> _EXERCISE_
Each record below should be output verbatim, without pictures.

> _EXERCISE MATERIAL_
# # #

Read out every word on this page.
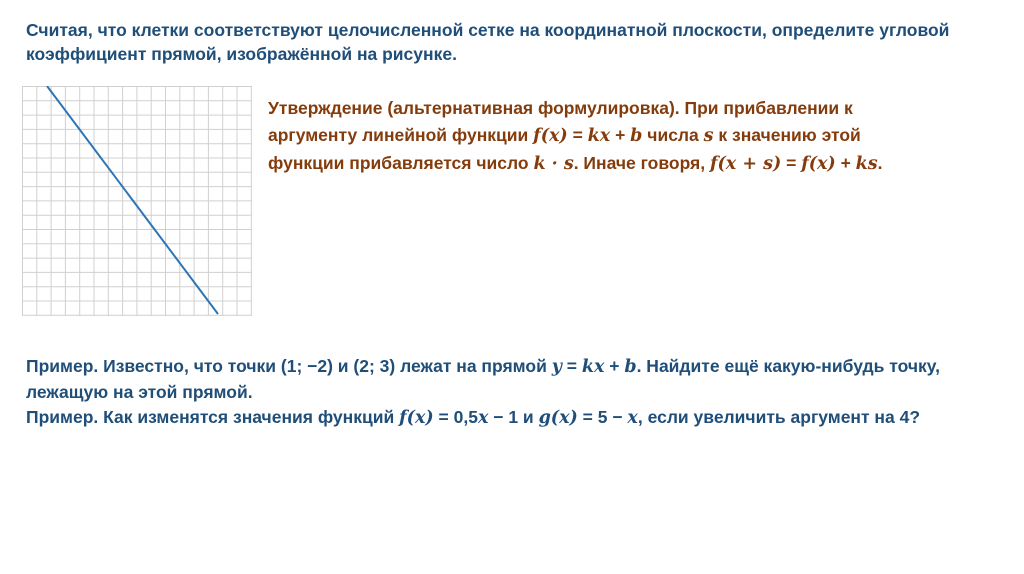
Считая, что клетки соответствуют целочисленной сетке на координатной плоскости, определите угловой коэффициент прямой, изображённой на рисунке.
Утверждение (альтернативная формулировка). При прибавлении к аргументу линейной функции f(x) = kx + b числа s к значению этой функции прибавляется число k · s. Иначе говоря, f(x + s) = f(x) + ks.

Пример. Известно, что точки (1; −2) и (2; 3) лежат на прямой y = kx + b. Найдите ещё какую-нибудь точку, лежащую на этой прямой.

Пример. Как изменятся значения функций f(x) = 0,5x − 1 и g(x) = 5 − x, если увеличить аргумент на 4?
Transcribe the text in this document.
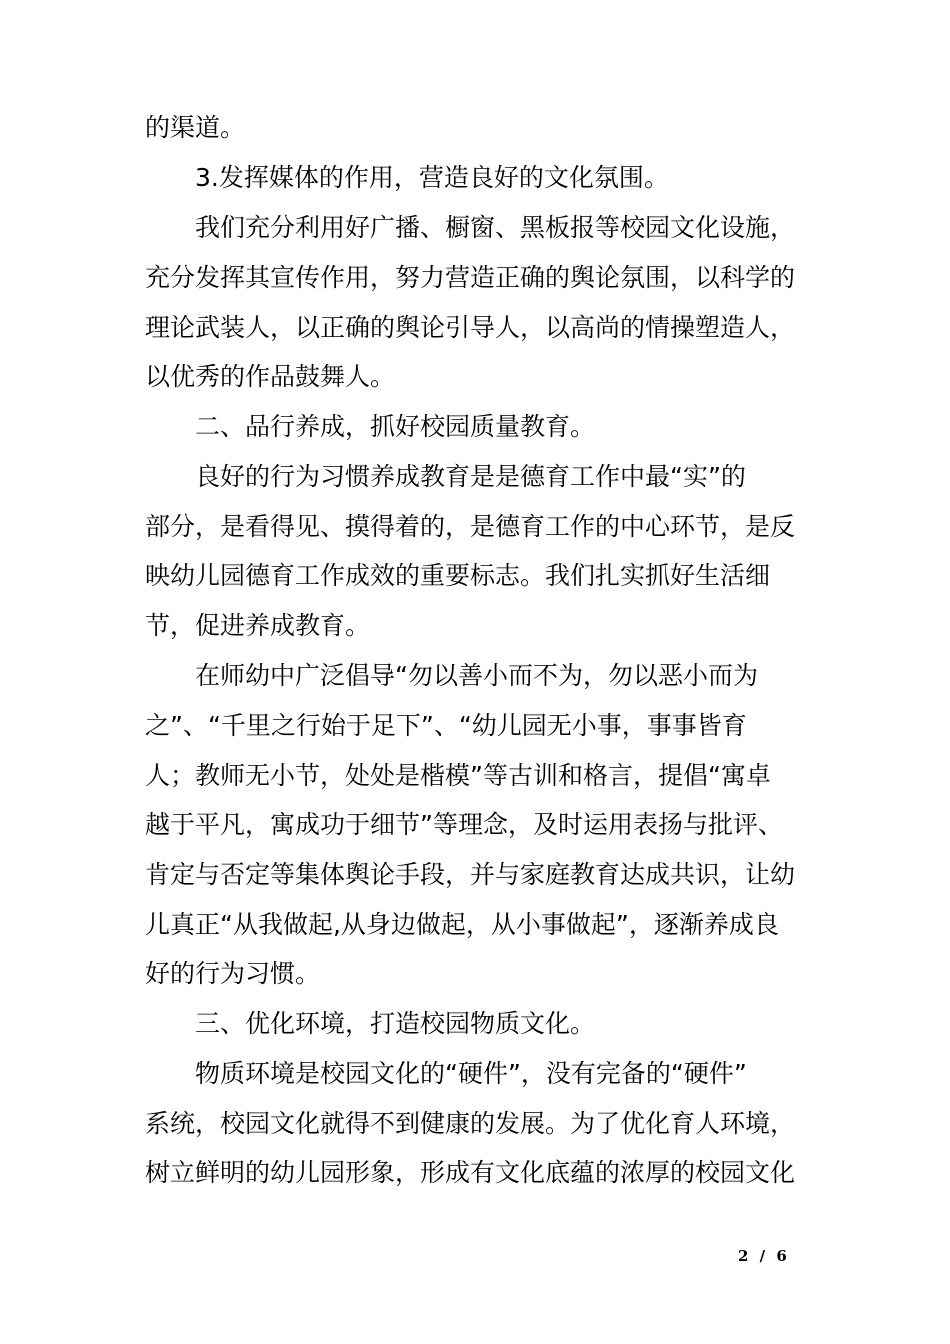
的渠道。
3.发挥媒体的作用，营造良好的文化氛围。
我们充分利用好广播、橱窗、黑板报等校园文化设施，
充分发挥其宣传作用，努力营造正确的舆论氛围，以科学的
理论武装人，以正确的舆论引导人，以高尚的情操塑造人，
以优秀的作品鼓舞人。
二、品行养成，抓好校园质量教育。
良好的行为习惯养成教育是是德育工作中最“实”的
部分，是看得见、摸得着的，是德育工作的中心环节，是反
映幼儿园德育工作成效的重要标志。我们扎实抓好生活细
节，促进养成教育。
在师幼中广泛倡导“勿以善小而不为，勿以恶小而为
之”、“千里之行始于足下”、“幼儿园无小事，事事皆育
人；教师无小节，处处是楷模”等古训和格言，提倡“寓卓
越于平凡，寓成功于细节”等理念，及时运用表扬与批评、
肯定与否定等集体舆论手段，并与家庭教育达成共识，让幼
儿真正“从我做起,从身边做起，从小事做起”，逐渐养成良
好的行为习惯。
三、优化环境，打造校园物质文化。
物质环境是校园文化的“硬件”，没有完备的“硬件”
系统，校园文化就得不到健康的发展。为了优化育人环境，
树立鲜明的幼儿园形象，形成有文化底蕴的浓厚的校园文化
2 / 6
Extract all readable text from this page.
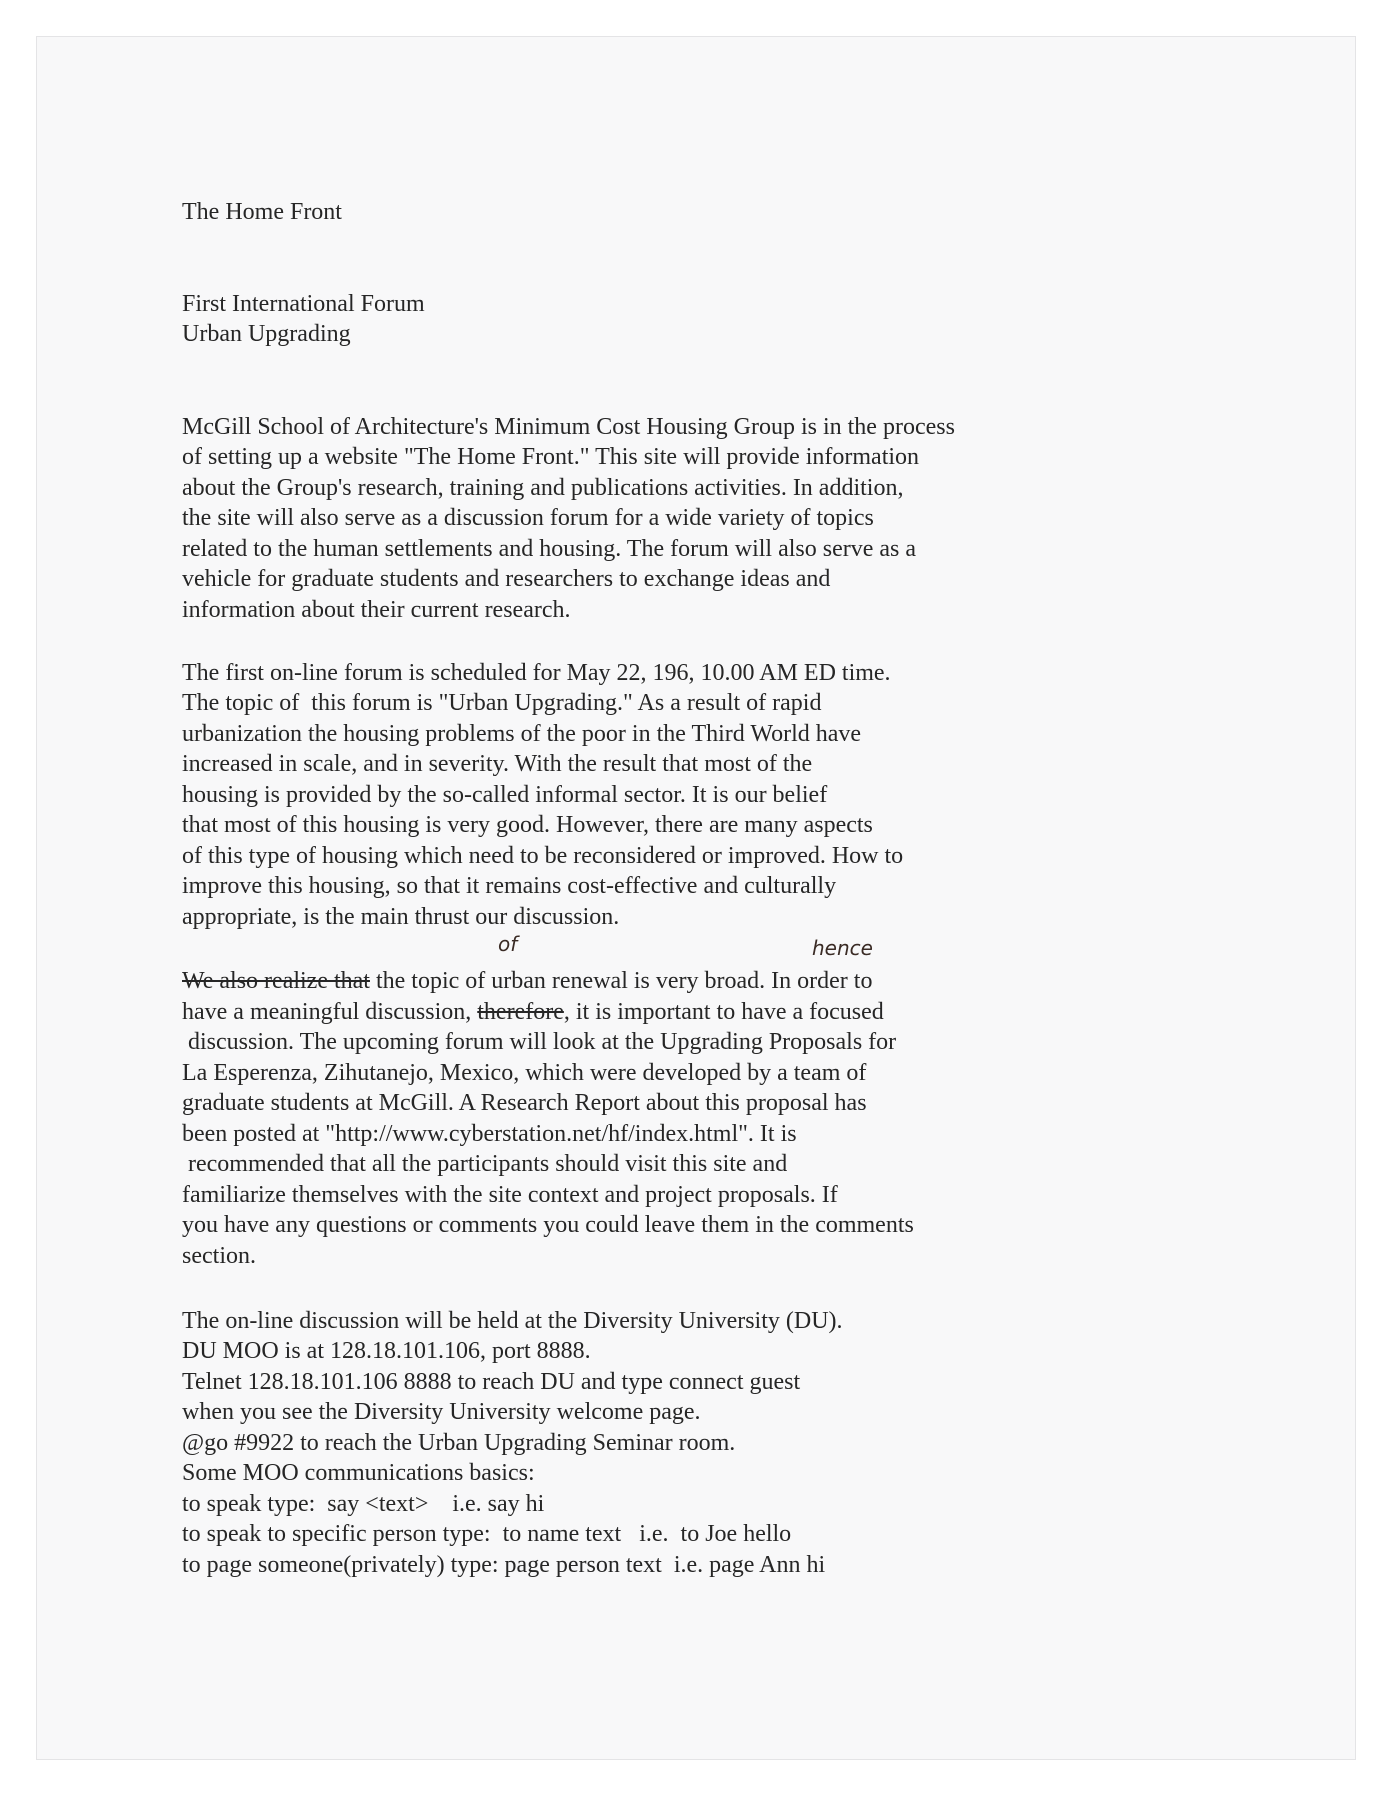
The Home Front

First International Forum

Urban Upgrading

McGill School of Architecture's Minimum Cost Housing Group is in the process

of setting up a website "The Home Front." This site will provide information

about the Group's research, training and publications activities. In addition,

the site will also serve as a discussion forum for a wide variety of topics

related to the human settlements and housing. The forum will also serve as a

vehicle for graduate students and researchers to exchange ideas and

information about their current research.

The first on-line forum is scheduled for May 22, 196, 10.00 AM ED time.

The topic of  this forum is "Urban Upgrading." As a result of rapid

urbanization the housing problems of the poor in the Third World have

increased in scale, and in severity. With the result that most of the

housing is provided by the so-called informal sector. It is our belief

that most of this housing is very good. However, there are many aspects

of this type of housing which need to be reconsidered or improved. How to

improve this housing, so that it remains cost-effective and culturally

appropriate, is the main thrust our discussion.

of	hence

We also realize that the topic of urban renewal is very broad. In order to

have a meaningful discussion, therefore, it is important to have a focused

discussion. The upcoming forum will look at the Upgrading Proposals for

La Esperenza, Zihutanejo, Mexico, which were developed by a team of

graduate students at McGill. A Research Report about this proposal has

been posted at "http://www.cyberstation.net/hf/index.html". It is

recommended that all the participants should visit this site and

familiarize themselves with the site context and project proposals. If

you have any questions or comments you could leave them in the comments

section.

The on-line discussion will be held at the Diversity University (DU).

DU MOO is at 128.18.101.106, port 8888.

Telnet 128.18.101.106 8888 to reach DU and type connect guest

when you see the Diversity University welcome page.

@go #9922 to reach the Urban Upgrading Seminar room.

Some MOO communications basics:

to speak type:  say <text>    i.e. say hi

to speak to specific person type:  to name text   i.e.  to Joe hello

to page someone(privately) type: page person text  i.e. page Ann hi
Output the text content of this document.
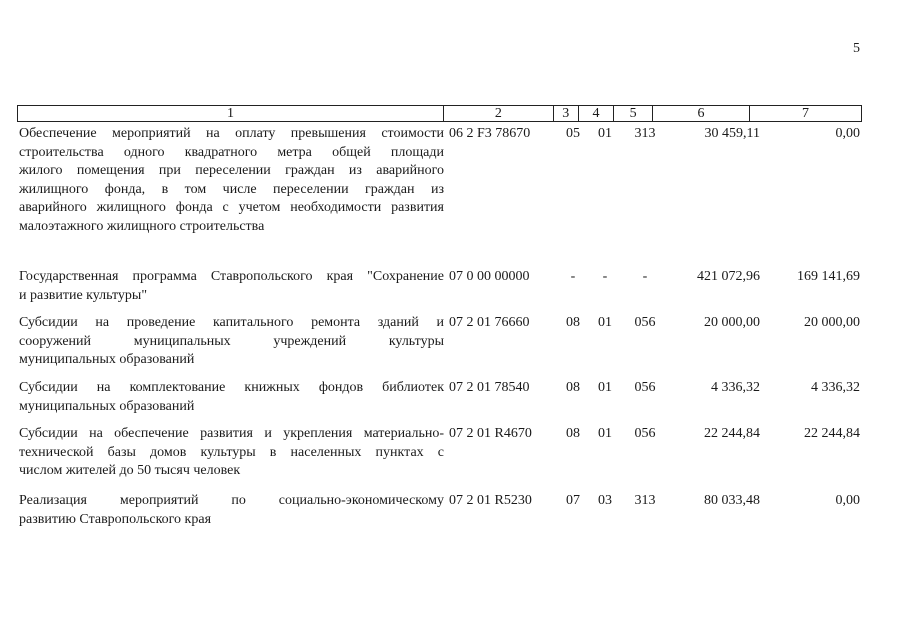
5
1	2	3	4	5	6	7
Обеспечение мероприятий на оплату превышения стоимости
строительства одного квадратного метра общей площади
жилого помещения при переселении граждан из аварийного
жилищного фонда, в том числе переселении граждан из
аварийного жилищного фонда с учетом необходимости развития
малоэтажного жилищного строительства
06 2 F3 78670	05 01 313	30 459,11	0,00
Государственная программа Ставропольского края "Сохранение
и развитие культуры"
07 0 00 00000	-	-	-	421 072,96	169 141,69
Субсидии на проведение капитального ремонта зданий и
сооружений муниципальных учреждений культуры
муниципальных образований
07 2 01 76660	08 01 056	20 000,00	20 000,00
Субсидии на комплектование книжных фондов библиотек
муниципальных образований
07 2 01 78540	08 01 056	4 336,32	4 336,32
Субсидии на обеспечение развития и укрепления материально-
технической базы домов культуры в населенных пунктах с
числом жителей до 50 тысяч человек
07 2 01 R4670 08 01 056	22 244,84	22 244,84
Реализация мероприятий по социально-экономическому
развитию Ставропольского края
07 2 01 R5230 07 03 313	80 033,48	0,00
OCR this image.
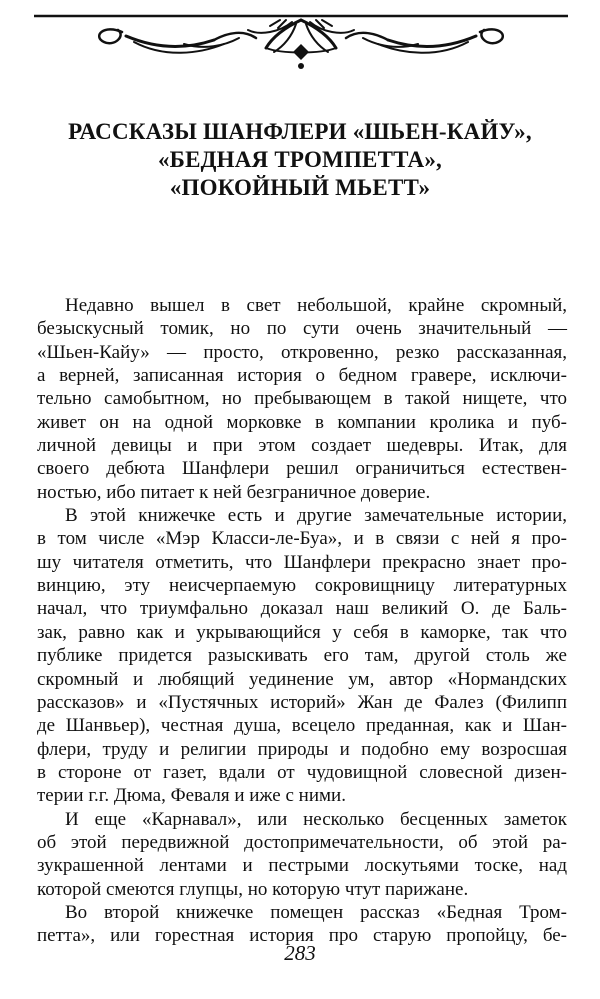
РАССКАЗЫ ШАНФЛЕРИ «ШЬЕН-КАЙУ»,
«БЕДНАЯ ТРОМПЕТТА»,
«ПОКОЙНЫЙ МЬЕТТ»
Недавно вышел в свет небольшой, крайне скромный,
безыскусный томик, но по сути очень значительный —
«Шьен-Кайу» — просто, откровенно, резко рассказанная,
а верней, записанная история о бедном гравере, исключи-
тельно самобытном, но пребывающем в такой нищете, что
живет он на одной морковке в компании кролика и пуб-
личной девицы и при этом создает шедевры. Итак, для
своего дебюта Шанфлери решил ограничиться естествен-
ностью, ибо питает к ней безграничное доверие.
В этой книжечке есть и другие замечательные истории,
в том числе «Мэр Класси-ле-Буа», и в связи с ней я про-
шу читателя отметить, что Шанфлери прекрасно знает про-
винцию, эту неисчерпаемую сокровищницу литературных
начал, что триумфально доказал наш великий О. де Баль-
зак, равно как и укрывающийся у себя в каморке, так что
публике придется разыскивать его там, другой столь же
скромный и любящий уединение ум, автор «Нормандских
рассказов» и «Пустячных историй» Жан де Фалез (Филипп
де Шанвьер), честная душа, всецело преданная, как и Шан-
флери, труду и религии природы и подобно ему возросшая
в стороне от газет, вдали от чудовищной словесной дизен-
терии г.г. Дюма, Феваля и иже с ними.
И еще «Карнавал», или несколько бесценных заметок
об этой передвижной достопримечательности, об этой ра-
зукрашенной лентами и пестрыми лоскутьями тоске, над
которой смеются глупцы, но которую чтут парижане.
Во второй книжечке помещен рассказ «Бедная Тром-
петта», или горестная история про старую пропойцу, бе-
283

# # #

> _TASK RESULT_
Read out every word on this page.
Считая, что клетки соответствуют целочисленной сетке на координатной плоскости, определите угловой коэффициент прямой, изображённой на рисунке.
Утверждение (альтернативная формулировка). При прибавлении к аргументу линейной функции f(x) = kx + b числа s к значению этой функции прибавляется число k · s. Иначе говоря, f(x + s) = f(x) + ks.

Пример. Известно, что точки (1; −2) и (2; 3) лежат на прямой y = kx + b. Найдите ещё какую-нибудь точку, лежащую на этой прямой.

Пример. Как изменятся значения функций f(x) = 0,5x − 1 и g(x) = 5 − x, если увеличить аргумент на 4?
Transcribe the text in this document.
的渠道。
3.发挥媒体的作用，营造良好的文化氛围。
我们充分利用好广播、橱窗、黑板报等校园文化设施，
充分发挥其宣传作用，努力营造正确的舆论氛围，以科学的
理论武装人，以正确的舆论引导人，以高尚的情操塑造人，
以优秀的作品鼓舞人。
二、品行养成，抓好校园质量教育。
良好的行为习惯养成教育是是德育工作中最“实”的
部分，是看得见、摸得着的，是德育工作的中心环节，是反
映幼儿园德育工作成效的重要标志。我们扎实抓好生活细
节，促进养成教育。
在师幼中广泛倡导“勿以善小而不为，勿以恶小而为
之”、“千里之行始于足下”、“幼儿园无小事，事事皆育
人；教师无小节，处处是楷模”等古训和格言，提倡“寓卓
越于平凡，寓成功于细节”等理念，及时运用表扬与批评、
肯定与否定等集体舆论手段，并与家庭教育达成共识，让幼
儿真正“从我做起,从身边做起，从小事做起”，逐渐养成良
好的行为习惯。
三、优化环境，打造校园物质文化。
物质环境是校园文化的“硬件”，没有完备的“硬件”
系统，校园文化就得不到健康的发展。为了优化育人环境，
树立鲜明的幼儿园形象，形成有文化底蕴的浓厚的校园文化
2 / 6
Extract all readable text from this page.
The Home Front

First International Forum

Urban Upgrading

McGill School of Architecture's Minimum Cost Housing Group is in the process

of setting up a website "The Home Front." This site will provide information

about the Group's research, training and publications activities. In addition,

the site will also serve as a discussion forum for a wide variety of topics

related to the human settlements and housing. The forum will also serve as a

vehicle for graduate students and researchers to exchange ideas and

information about their current research.

The first on-line forum is scheduled for May 22, 196, 10.00 AM ED time.

The topic of  this forum is "Urban Upgrading." As a result of rapid

urbanization the housing problems of the poor in the Third World have

increased in scale, and in severity. With the result that most of the

housing is provided by the so-called informal sector. It is our belief

that most of this housing is very good. However, there are many aspects

of this type of housing which need to be reconsidered or improved. How to

improve this housing, so that it remains cost-effective and culturally

appropriate, is the main thrust our discussion.

of	hence

We also realize that the topic of urban renewal is very broad. In order to

have a meaningful discussion, therefore, it is important to have a focused

discussion. The upcoming forum will look at the Upgrading Proposals for

La Esperenza, Zihutanejo, Mexico, which were developed by a team of

graduate students at McGill. A Research Report about this proposal has

been posted at "http://www.cyberstation.net/hf/index.html". It is

recommended that all the participants should visit this site and

familiarize themselves with the site context and project proposals. If

you have any questions or comments you could leave them in the comments

section.

The on-line discussion will be held at the Diversity University (DU).

DU MOO is at 128.18.101.106, port 8888.

Telnet 128.18.101.106 8888 to reach DU and type connect guest

when you see the Diversity University welcome page.

@go #9922 to reach the Urban Upgrading Seminar room.

Some MOO communications basics:

to speak type:  say <text>    i.e. say hi

to speak to specific person type:  to name text   i.e.  to Joe hello

to page someone(privately) type: page person text  i.e. page Ann hi
Output the text content of this document.
5
1	2	3	4	5	6	7
Обеспечение мероприятий на оплату превышения стоимости
строительства одного квадратного метра общей площади
жилого помещения при переселении граждан из аварийного
жилищного фонда, в том числе переселении граждан из
аварийного жилищного фонда с учетом необходимости развития
малоэтажного жилищного строительства
06 2 F3 78670	05 01 313	30 459,11	0,00
Государственная программа Ставропольского края "Сохранение
и развитие культуры"
07 0 00 00000	-	-	-	421 072,96	169 141,69
Субсидии на проведение капитального ремонта зданий и
сооружений муниципальных учреждений культуры
муниципальных образований
07 2 01 76660	08 01 056	20 000,00	20 000,00
Субсидии на комплектование книжных фондов библиотек
муниципальных образований
07 2 01 78540	08 01 056	4 336,32	4 336,32
Субсидии на обеспечение развития и укрепления материально-
технической базы домов культуры в населенных пунктах с
числом жителей до 50 тысяч человек
07 2 01 R4670 08 01 056	22 244,84	22 244,84
Реализация мероприятий по социально-экономическому
развитию Ставропольского края
07 2 01 R5230 07 03 313	80 033,48	0,00
OCR this image.
РАССКАЗЫ ШАНФЛЕРИ «ШЬЕН-КАЙУ»,
«БЕДНАЯ ТРОМПЕТТА»,
«ПОКОЙНЫЙ МЬЕТТ»
Недавно вышел в свет небольшой, крайне скромный,
безыскусный томик, но по сути очень значительный —
«Шьен-Кайу» — просто, откровенно, резко рассказанная,
а верней, записанная история о бедном гравере, исключи-
тельно самобытном, но пребывающем в такой нищете, что
живет он на одной морковке в компании кролика и пуб-
личной девицы и при этом создает шедевры. Итак, для
своего дебюта Шанфлери решил ограничиться естествен-
ностью, ибо питает к ней безграничное доверие.
В этой книжечке есть и другие замечательные истории,
в том числе «Мэр Класси-ле-Буа», и в связи с ней я про-
шу читателя отметить, что Шанфлери прекрасно знает про-
винцию, эту неисчерпаемую сокровищницу литературных
начал, что триумфально доказал наш великий О. де Баль-
зак, равно как и укрывающийся у себя в каморке, так что
публике придется разыскивать его там, другой столь же
скромный и любящий уединение ум, автор «Нормандских
рассказов» и «Пустячных историй» Жан де Фалез (Филипп
де Шанвьер), честная душа, всецело преданная, как и Шан-
флери, труду и религии природы и подобно ему возросшая
в стороне от газет, вдали от чудовищной словесной дизен-
терии г.г. Дюма, Феваля и иже с ними.
И еще «Карнавал», или несколько бесценных заметок
об этой передвижной достопримечательности, об этой ра-
зукрашенной лентами и пестрыми лоскутьями тоске, над
которой смеются глупцы, но которую чтут парижане.
Во второй книжечке помещен рассказ «Бедная Тром-
петта», или горестная история про старую пропойцу, бе-
283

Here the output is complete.